All of the data that follows should be retyped exactly, please, except the pictures.
(begin)
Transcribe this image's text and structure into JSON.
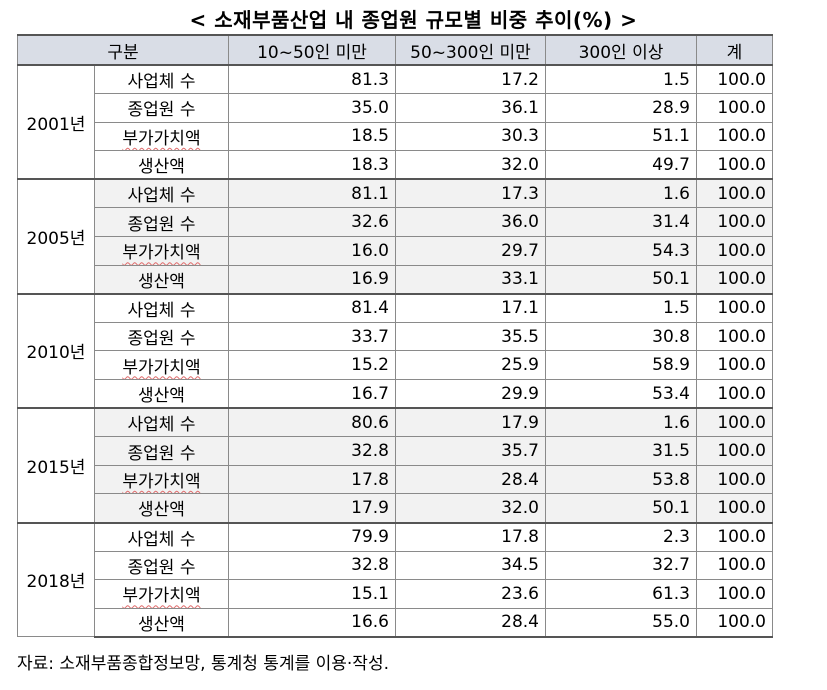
{
  "title": "< 소재부품산업 내 종업원 규모별 비중 추이(%) >",
  "headers": [
    "구분",
    "10~50인 미만",
    "50~300인 미만",
    "300인 이상",
    "계"
  ],
  "blocks": [
    {
      "year": "2001년",
      "shade": false,
      "rows": [
        {
          "label": "사업체 수",
          "values": [
            "81.3",
            "17.2",
            "1.5",
            "100.0"
          ]
        },
        {
          "label": "종업원 수",
          "values": [
            "35.0",
            "36.1",
            "28.9",
            "100.0"
          ]
        },
        {
          "label": "부가가치액",
          "values": [
            "18.5",
            "30.3",
            "51.1",
            "100.0"
          ]
        },
        {
          "label": "생산액",
          "values": [
            "18.3",
            "32.0",
            "49.7",
            "100.0"
          ]
        }
      ]
    },
    {
      "year": "2005년",
      "shade": true,
      "rows": [
        {
          "label": "사업체 수",
          "values": [
            "81.1",
            "17.3",
            "1.6",
            "100.0"
          ]
        },
        {
          "label": "종업원 수",
          "values": [
            "32.6",
            "36.0",
            "31.4",
            "100.0"
          ]
        },
        {
          "label": "부가가치액",
          "values": [
            "16.0",
            "29.7",
            "54.3",
            "100.0"
          ]
        },
        {
          "label": "생산액",
          "values": [
            "16.9",
            "33.1",
            "50.1",
            "100.0"
          ]
        }
      ]
    },
    {
      "year": "2010년",
      "shade": false,
      "rows": [
        {
          "label": "사업체 수",
          "values": [
            "81.4",
            "17.1",
            "1.5",
            "100.0"
          ]
        },
        {
          "label": "종업원 수",
          "values": [
            "33.7",
            "35.5",
            "30.8",
            "100.0"
          ]
        },
        {
          "label": "부가가치액",
          "values": [
            "15.2",
            "25.9",
            "58.9",
            "100.0"
          ]
        },
        {
          "label": "생산액",
          "values": [
            "16.7",
            "29.9",
            "53.4",
            "100.0"
          ]
        }
      ]
    },
    {
      "year": "2015년",
      "shade": true,
      "rows": [
        {
          "label": "사업체 수",
          "values": [
            "80.6",
            "17.9",
            "1.6",
            "100.0"
          ]
        },
        {
          "label": "종업원 수",
          "values": [
            "32.8",
            "35.7",
            "31.5",
            "100.0"
          ]
        },
        {
          "label": "부가가치액",
          "values": [
            "17.8",
            "28.4",
            "53.8",
            "100.0"
          ]
        },
        {
          "label": "생산액",
          "values": [
            "17.9",
            "32.0",
            "50.1",
            "100.0"
          ]
        }
      ]
    },
    {
      "year": "2018년",
      "shade": false,
      "rows": [
        {
          "label": "사업체 수",
          "values": [
            "79.9",
            "17.8",
            "2.3",
            "100.0"
          ]
        },
        {
          "label": "종업원 수",
          "values": [
            "32.8",
            "34.5",
            "32.7",
            "100.0"
          ]
        },
        {
          "label": "부가가치액",
          "values": [
            "15.1",
            "23.6",
            "61.3",
            "100.0"
          ]
        },
        {
          "label": "생산액",
          "values": [
            "16.6",
            "28.4",
            "55.0",
            "100.0"
          ]
        }
      ]
    }
  ],
  "source": "자료: 소재부품종합정보망, 통계청 통계를 이용·작성."
}
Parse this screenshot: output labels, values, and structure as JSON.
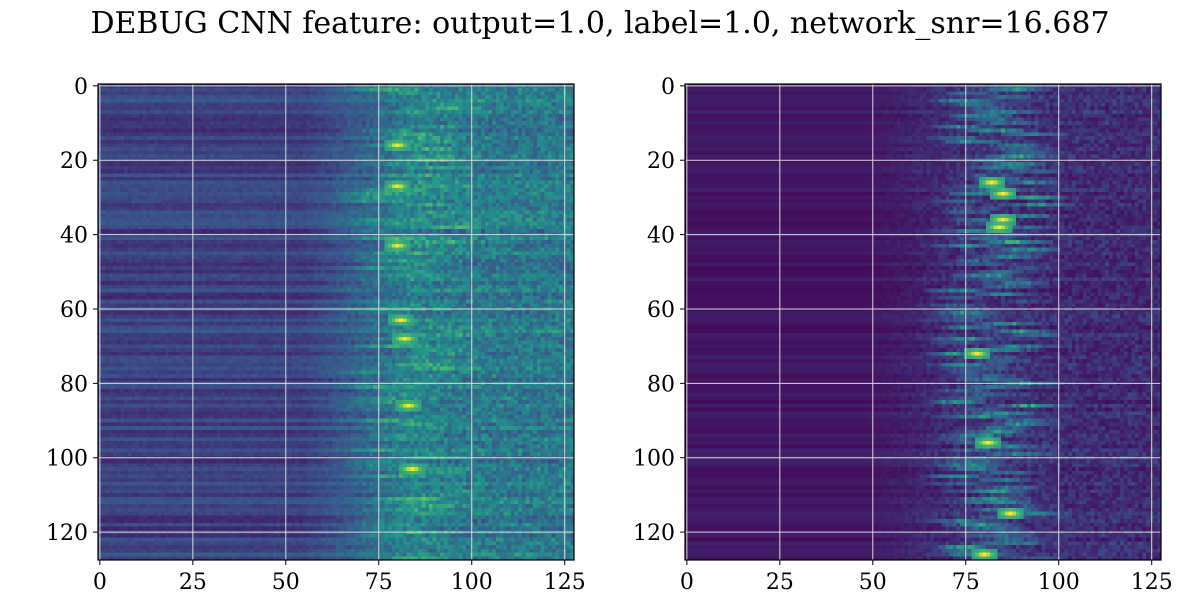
{
  "title": "DEBUG CNN feature: output=1.0, label=1.0, network_snr=16.687",
  "chart_data": [
    {
      "type": "heatmap",
      "rows": 128,
      "cols": 128,
      "colormap": "viridis",
      "grid": true,
      "x_ticks": [
        0,
        25,
        50,
        75,
        100,
        125
      ],
      "y_ticks": [
        0,
        20,
        40,
        60,
        80,
        100,
        120
      ],
      "x_tick_labels": [
        "0",
        "25",
        "50",
        "75",
        "100",
        "125"
      ],
      "y_tick_labels": [
        "0",
        "20",
        "40",
        "60",
        "80",
        "100",
        "120"
      ],
      "xlim": [
        -0.5,
        127.5
      ],
      "ylim": [
        127.5,
        -0.5
      ],
      "pattern": "left half uniform dark stripes, activation rising toward columns 75-90, hot spots near (81,63) and (81,68)",
      "hotspots": [
        [
          81,
          63
        ],
        [
          82,
          68
        ],
        [
          80,
          43
        ],
        [
          80,
          27
        ],
        [
          83,
          86
        ],
        [
          84,
          103
        ],
        [
          80,
          16
        ]
      ]
    },
    {
      "type": "heatmap",
      "rows": 128,
      "cols": 128,
      "colormap": "viridis",
      "grid": true,
      "x_ticks": [
        0,
        25,
        50,
        75,
        100,
        125
      ],
      "y_ticks": [
        0,
        20,
        40,
        60,
        80,
        100,
        120
      ],
      "x_tick_labels": [
        "0",
        "25",
        "50",
        "75",
        "100",
        "125"
      ],
      "y_tick_labels": [
        "0",
        "20",
        "40",
        "60",
        "80",
        "100",
        "120"
      ],
      "xlim": [
        -0.5,
        127.5
      ],
      "ylim": [
        127.5,
        -0.5
      ],
      "pattern": "mostly dark, scattered bright band around columns 70-95, hot spots near (85,36), (78,72), (81,96), (80,126)",
      "hotspots": [
        [
          85,
          36
        ],
        [
          84,
          38
        ],
        [
          78,
          72
        ],
        [
          81,
          96
        ],
        [
          80,
          126
        ],
        [
          87,
          115
        ],
        [
          85,
          29
        ],
        [
          82,
          26
        ]
      ]
    }
  ]
}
(end)
FINISHED EXERCISE:
Transcribe this image's text and structure into JSON.
{
  "title": "< 소재부품산업 내 종업원 규모별 비중 추이(%) >",
  "headers": [
    "구분",
    "10~50인 미만",
    "50~300인 미만",
    "300인 이상",
    "계"
  ],
  "blocks": [
    {
      "year": "2001년",
      "shade": false,
      "rows": [
        {
          "label": "사업체 수",
          "values": [
            "81.3",
            "17.2",
            "1.5",
            "100.0"
          ]
        },
        {
          "label": "종업원 수",
          "values": [
            "35.0",
            "36.1",
            "28.9",
            "100.0"
          ]
        },
        {
          "label": "부가가치액",
          "values": [
            "18.5",
            "30.3",
            "51.1",
            "100.0"
          ]
        },
        {
          "label": "생산액",
          "values": [
            "18.3",
            "32.0",
            "49.7",
            "100.0"
          ]
        }
      ]
    },
    {
      "year": "2005년",
      "shade": true,
      "rows": [
        {
          "label": "사업체 수",
          "values": [
            "81.1",
            "17.3",
            "1.6",
            "100.0"
          ]
        },
        {
          "label": "종업원 수",
          "values": [
            "32.6",
            "36.0",
            "31.4",
            "100.0"
          ]
        },
        {
          "label": "부가가치액",
          "values": [
            "16.0",
            "29.7",
            "54.3",
            "100.0"
          ]
        },
        {
          "label": "생산액",
          "values": [
            "16.9",
            "33.1",
            "50.1",
            "100.0"
          ]
        }
      ]
    },
    {
      "year": "2010년",
      "shade": false,
      "rows": [
        {
          "label": "사업체 수",
          "values": [
            "81.4",
            "17.1",
            "1.5",
            "100.0"
          ]
        },
        {
          "label": "종업원 수",
          "values": [
            "33.7",
            "35.5",
            "30.8",
            "100.0"
          ]
        },
        {
          "label": "부가가치액",
          "values": [
            "15.2",
            "25.9",
            "58.9",
            "100.0"
          ]
        },
        {
          "label": "생산액",
          "values": [
            "16.7",
            "29.9",
            "53.4",
            "100.0"
          ]
        }
      ]
    },
    {
      "year": "2015년",
      "shade": true,
      "rows": [
        {
          "label": "사업체 수",
          "values": [
            "80.6",
            "17.9",
            "1.6",
            "100.0"
          ]
        },
        {
          "label": "종업원 수",
          "values": [
            "32.8",
            "35.7",
            "31.5",
            "100.0"
          ]
        },
        {
          "label": "부가가치액",
          "values": [
            "17.8",
            "28.4",
            "53.8",
            "100.0"
          ]
        },
        {
          "label": "생산액",
          "values": [
            "17.9",
            "32.0",
            "50.1",
            "100.0"
          ]
        }
      ]
    },
    {
      "year": "2018년",
      "shade": false,
      "rows": [
        {
          "label": "사업체 수",
          "values": [
            "79.9",
            "17.8",
            "2.3",
            "100.0"
          ]
        },
        {
          "label": "종업원 수",
          "values": [
            "32.8",
            "34.5",
            "32.7",
            "100.0"
          ]
        },
        {
          "label": "부가가치액",
          "values": [
            "15.1",
            "23.6",
            "61.3",
            "100.0"
          ]
        },
        {
          "label": "생산액",
          "values": [
            "16.6",
            "28.4",
            "55.0",
            "100.0"
          ]
        }
      ]
    }
  ],
  "source": "자료: 소재부품종합정보망, 통계청 통계를 이용·작성."
}
Parse this screenshot: output labels, values, and structure as JSON.
{
  "title": "DEBUG CNN feature: output=1.0, label=1.0, network_snr=16.687",
  "chart_data": [
    {
      "type": "heatmap",
      "rows": 128,
      "cols": 128,
      "colormap": "viridis",
      "grid": true,
      "x_ticks": [
        0,
        25,
        50,
        75,
        100,
        125
      ],
      "y_ticks": [
        0,
        20,
        40,
        60,
        80,
        100,
        120
      ],
      "x_tick_labels": [
        "0",
        "25",
        "50",
        "75",
        "100",
        "125"
      ],
      "y_tick_labels": [
        "0",
        "20",
        "40",
        "60",
        "80",
        "100",
        "120"
      ],
      "xlim": [
        -0.5,
        127.5
      ],
      "ylim": [
        127.5,
        -0.5
      ],
      "pattern": "left half uniform dark stripes, activation rising toward columns 75-90, hot spots near (81,63) and (81,68)",
      "hotspots": [
        [
          81,
          63
        ],
        [
          82,
          68
        ],
        [
          80,
          43
        ],
        [
          80,
          27
        ],
        [
          83,
          86
        ],
        [
          84,
          103
        ],
        [
          80,
          16
        ]
      ]
    },
    {
      "type": "heatmap",
      "rows": 128,
      "cols": 128,
      "colormap": "viridis",
      "grid": true,
      "x_ticks": [
        0,
        25,
        50,
        75,
        100,
        125
      ],
      "y_ticks": [
        0,
        20,
        40,
        60,
        80,
        100,
        120
      ],
      "x_tick_labels": [
        "0",
        "25",
        "50",
        "75",
        "100",
        "125"
      ],
      "y_tick_labels": [
        "0",
        "20",
        "40",
        "60",
        "80",
        "100",
        "120"
      ],
      "xlim": [
        -0.5,
        127.5
      ],
      "ylim": [
        127.5,
        -0.5
      ],
      "pattern": "mostly dark, scattered bright band around columns 70-95, hot spots near (85,36), (78,72), (81,96), (80,126)",
      "hotspots": [
        [
          85,
          36
        ],
        [
          84,
          38
        ],
        [
          78,
          72
        ],
        [
          81,
          96
        ],
        [
          80,
          126
        ],
        [
          87,
          115
        ],
        [
          85,
          29
        ],
        [
          82,
          26
        ]
      ]
    }
  ]
}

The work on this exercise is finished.